*Do this:* Copy all the material below, exactly as it stands.
+===+
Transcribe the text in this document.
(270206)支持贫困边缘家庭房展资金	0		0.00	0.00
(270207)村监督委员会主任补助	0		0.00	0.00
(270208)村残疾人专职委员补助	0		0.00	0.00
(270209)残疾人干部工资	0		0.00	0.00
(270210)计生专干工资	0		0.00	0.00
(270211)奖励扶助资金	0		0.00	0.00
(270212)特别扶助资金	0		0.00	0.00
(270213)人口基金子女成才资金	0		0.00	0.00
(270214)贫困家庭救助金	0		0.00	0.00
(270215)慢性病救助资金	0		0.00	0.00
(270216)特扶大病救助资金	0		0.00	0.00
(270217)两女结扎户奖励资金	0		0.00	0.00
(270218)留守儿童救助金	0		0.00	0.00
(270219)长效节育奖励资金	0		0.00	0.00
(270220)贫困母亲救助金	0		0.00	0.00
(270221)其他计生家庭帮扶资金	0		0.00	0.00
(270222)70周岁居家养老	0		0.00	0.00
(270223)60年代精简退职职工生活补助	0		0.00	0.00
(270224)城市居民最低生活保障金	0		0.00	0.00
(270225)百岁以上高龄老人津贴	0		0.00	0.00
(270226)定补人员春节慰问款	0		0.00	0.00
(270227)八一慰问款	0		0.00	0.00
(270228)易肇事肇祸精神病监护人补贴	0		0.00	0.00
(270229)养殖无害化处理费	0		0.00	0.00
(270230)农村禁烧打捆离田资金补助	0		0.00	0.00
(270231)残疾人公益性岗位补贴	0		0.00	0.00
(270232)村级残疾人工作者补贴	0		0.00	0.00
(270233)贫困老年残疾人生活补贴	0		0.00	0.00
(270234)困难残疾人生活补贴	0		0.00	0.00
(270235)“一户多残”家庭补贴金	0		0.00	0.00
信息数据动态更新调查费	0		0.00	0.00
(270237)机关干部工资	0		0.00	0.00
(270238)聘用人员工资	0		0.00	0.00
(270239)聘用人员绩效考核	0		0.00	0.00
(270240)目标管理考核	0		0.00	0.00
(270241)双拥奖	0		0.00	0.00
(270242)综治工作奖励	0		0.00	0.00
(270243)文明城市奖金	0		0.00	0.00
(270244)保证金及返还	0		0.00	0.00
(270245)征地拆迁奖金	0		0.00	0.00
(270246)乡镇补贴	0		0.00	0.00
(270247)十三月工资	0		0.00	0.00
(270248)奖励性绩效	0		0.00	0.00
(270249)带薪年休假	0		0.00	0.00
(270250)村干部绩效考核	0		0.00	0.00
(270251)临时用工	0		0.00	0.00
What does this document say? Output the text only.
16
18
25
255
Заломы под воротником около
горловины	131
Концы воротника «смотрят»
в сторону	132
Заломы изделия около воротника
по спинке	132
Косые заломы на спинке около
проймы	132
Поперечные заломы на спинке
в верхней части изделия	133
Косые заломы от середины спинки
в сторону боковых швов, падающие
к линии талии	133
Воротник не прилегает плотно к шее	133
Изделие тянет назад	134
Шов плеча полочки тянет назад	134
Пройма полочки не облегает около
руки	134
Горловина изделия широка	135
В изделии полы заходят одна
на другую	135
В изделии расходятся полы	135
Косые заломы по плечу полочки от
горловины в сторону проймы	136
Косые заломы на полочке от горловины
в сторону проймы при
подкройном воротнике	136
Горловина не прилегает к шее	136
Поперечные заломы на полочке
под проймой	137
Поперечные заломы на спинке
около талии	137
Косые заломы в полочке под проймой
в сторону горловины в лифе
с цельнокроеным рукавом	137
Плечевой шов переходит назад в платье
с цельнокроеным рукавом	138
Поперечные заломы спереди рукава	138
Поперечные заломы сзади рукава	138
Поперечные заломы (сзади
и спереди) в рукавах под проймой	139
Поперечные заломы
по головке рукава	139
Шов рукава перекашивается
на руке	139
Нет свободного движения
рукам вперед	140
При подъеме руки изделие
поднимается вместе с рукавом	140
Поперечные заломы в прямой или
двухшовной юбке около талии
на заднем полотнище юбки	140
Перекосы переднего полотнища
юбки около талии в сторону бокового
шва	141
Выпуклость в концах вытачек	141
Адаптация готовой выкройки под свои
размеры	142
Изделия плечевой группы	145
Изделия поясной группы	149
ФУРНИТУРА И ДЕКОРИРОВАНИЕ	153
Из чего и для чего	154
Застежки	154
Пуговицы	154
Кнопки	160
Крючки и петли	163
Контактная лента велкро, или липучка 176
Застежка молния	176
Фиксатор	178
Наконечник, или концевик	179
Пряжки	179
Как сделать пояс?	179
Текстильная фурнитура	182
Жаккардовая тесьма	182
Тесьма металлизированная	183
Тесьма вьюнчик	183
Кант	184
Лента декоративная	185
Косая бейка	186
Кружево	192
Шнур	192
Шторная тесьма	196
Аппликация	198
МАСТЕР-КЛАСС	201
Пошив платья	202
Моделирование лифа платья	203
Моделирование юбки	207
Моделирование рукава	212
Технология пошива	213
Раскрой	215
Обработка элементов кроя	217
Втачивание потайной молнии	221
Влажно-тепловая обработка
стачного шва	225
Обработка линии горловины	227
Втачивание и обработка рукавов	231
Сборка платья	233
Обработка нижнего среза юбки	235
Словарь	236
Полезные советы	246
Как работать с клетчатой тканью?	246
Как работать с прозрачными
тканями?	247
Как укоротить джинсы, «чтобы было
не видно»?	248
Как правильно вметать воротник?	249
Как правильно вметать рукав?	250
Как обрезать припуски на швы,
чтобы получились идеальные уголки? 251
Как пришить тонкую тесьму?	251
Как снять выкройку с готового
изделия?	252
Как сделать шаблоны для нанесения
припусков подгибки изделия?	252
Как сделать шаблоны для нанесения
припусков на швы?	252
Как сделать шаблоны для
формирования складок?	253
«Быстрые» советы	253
+===+
*Reply:*
Transcribe the text in this document.
(270206)支持贫困边缘家庭房展资金	0		0.00	0.00
(270207)村监督委员会主任补助	0		0.00	0.00
(270208)村残疾人专职委员补助	0		0.00	0.00
(270209)残疾人干部工资	0		0.00	0.00
(270210)计生专干工资	0		0.00	0.00
(270211)奖励扶助资金	0		0.00	0.00
(270212)特别扶助资金	0		0.00	0.00
(270213)人口基金子女成才资金	0		0.00	0.00
(270214)贫困家庭救助金	0		0.00	0.00
(270215)慢性病救助资金	0		0.00	0.00
(270216)特扶大病救助资金	0		0.00	0.00
(270217)两女结扎户奖励资金	0		0.00	0.00
(270218)留守儿童救助金	0		0.00	0.00
(270219)长效节育奖励资金	0		0.00	0.00
(270220)贫困母亲救助金	0		0.00	0.00
(270221)其他计生家庭帮扶资金	0		0.00	0.00
(270222)70周岁居家养老	0		0.00	0.00
(270223)60年代精简退职职工生活补助	0		0.00	0.00
(270224)城市居民最低生活保障金	0		0.00	0.00
(270225)百岁以上高龄老人津贴	0		0.00	0.00
(270226)定补人员春节慰问款	0		0.00	0.00
(270227)八一慰问款	0		0.00	0.00
(270228)易肇事肇祸精神病监护人补贴	0		0.00	0.00
(270229)养殖无害化处理费	0		0.00	0.00
(270230)农村禁烧打捆离田资金补助	0		0.00	0.00
(270231)残疾人公益性岗位补贴	0		0.00	0.00
(270232)村级残疾人工作者补贴	0		0.00	0.00
(270233)贫困老年残疾人生活补贴	0		0.00	0.00
(270234)困难残疾人生活补贴	0		0.00	0.00
(270235)“一户多残”家庭补贴金	0		0.00	0.00
信息数据动态更新调查费	0		0.00	0.00
(270237)机关干部工资	0		0.00	0.00
(270238)聘用人员工资	0		0.00	0.00
(270239)聘用人员绩效考核	0		0.00	0.00
(270240)目标管理考核	0		0.00	0.00
(270241)双拥奖	0		0.00	0.00
(270242)综治工作奖励	0		0.00	0.00
(270243)文明城市奖金	0		0.00	0.00
(270244)保证金及返还	0		0.00	0.00
(270245)征地拆迁奖金	0		0.00	0.00
(270246)乡镇补贴	0		0.00	0.00
(270247)十三月工资	0		0.00	0.00
(270248)奖励性绩效	0		0.00	0.00
(270249)带薪年休假	0		0.00	0.00
(270250)村干部绩效考核	0		0.00	0.00
(270251)临时用工	0		0.00	0.00
What does this document say? Output the text only.
16
18
25
255
Заломы под воротником около
горловины	131
Концы воротника «смотрят»
в сторону	132
Заломы изделия около воротника
по спинке	132
Косые заломы на спинке около
проймы	132
Поперечные заломы на спинке
в верхней части изделия	133
Косые заломы от середины спинки
в сторону боковых швов, падающие
к линии талии	133
Воротник не прилегает плотно к шее	133
Изделие тянет назад	134
Шов плеча полочки тянет назад	134
Пройма полочки не облегает около
руки	134
Горловина изделия широка	135
В изделии полы заходят одна
на другую	135
В изделии расходятся полы	135
Косые заломы по плечу полочки от
горловины в сторону проймы	136
Косые заломы на полочке от горловины
в сторону проймы при
подкройном воротнике	136
Горловина не прилегает к шее	136
Поперечные заломы на полочке
под проймой	137
Поперечные заломы на спинке
около талии	137
Косые заломы в полочке под проймой
в сторону горловины в лифе
с цельнокроеным рукавом	137
Плечевой шов переходит назад в платье
с цельнокроеным рукавом	138
Поперечные заломы спереди рукава	138
Поперечные заломы сзади рукава	138
Поперечные заломы (сзади
и спереди) в рукавах под проймой	139
Поперечные заломы
по головке рукава	139
Шов рукава перекашивается
на руке	139
Нет свободного движения
рукам вперед	140
При подъеме руки изделие
поднимается вместе с рукавом	140
Поперечные заломы в прямой или
двухшовной юбке около талии
на заднем полотнище юбки	140
Перекосы переднего полотнища
юбки около талии в сторону бокового
шва	141
Выпуклость в концах вытачек	141
Адаптация готовой выкройки под свои
размеры	142
Изделия плечевой группы	145
Изделия поясной группы	149
ФУРНИТУРА И ДЕКОРИРОВАНИЕ	153
Из чего и для чего	154
Застежки	154
Пуговицы	154
Кнопки	160
Крючки и петли	163
Контактная лента велкро, или липучка 176
Застежка молния	176
Фиксатор	178
Наконечник, или концевик	179
Пряжки	179
Как сделать пояс?	179
Текстильная фурнитура	182
Жаккардовая тесьма	182
Тесьма металлизированная	183
Тесьма вьюнчик	183
Кант	184
Лента декоративная	185
Косая бейка	186
Кружево	192
Шнур	192
Шторная тесьма	196
Аппликация	198
МАСТЕР-КЛАСС	201
Пошив платья	202
Моделирование лифа платья	203
Моделирование юбки	207
Моделирование рукава	212
Технология пошива	213
Раскрой	215
Обработка элементов кроя	217
Втачивание потайной молнии	221
Влажно-тепловая обработка
стачного шва	225
Обработка линии горловины	227
Втачивание и обработка рукавов	231
Сборка платья	233
Обработка нижнего среза юбки	235
Словарь	236
Полезные советы	246
Как работать с клетчатой тканью?	246
Как работать с прозрачными
тканями?	247
Как укоротить джинсы, «чтобы было
не видно»?	248
Как правильно вметать воротник?	249
Как правильно вметать рукав?	250
Как обрезать припуски на швы,
чтобы получились идеальные уголки? 251
Как пришить тонкую тесьму?	251
Как снять выкройку с готового
изделия?	252
Как сделать шаблоны для нанесения
припусков подгибки изделия?	252
Как сделать шаблоны для нанесения
припусков на швы?	252
Как сделать шаблоны для
формирования складок?	253
«Быстрые» советы	253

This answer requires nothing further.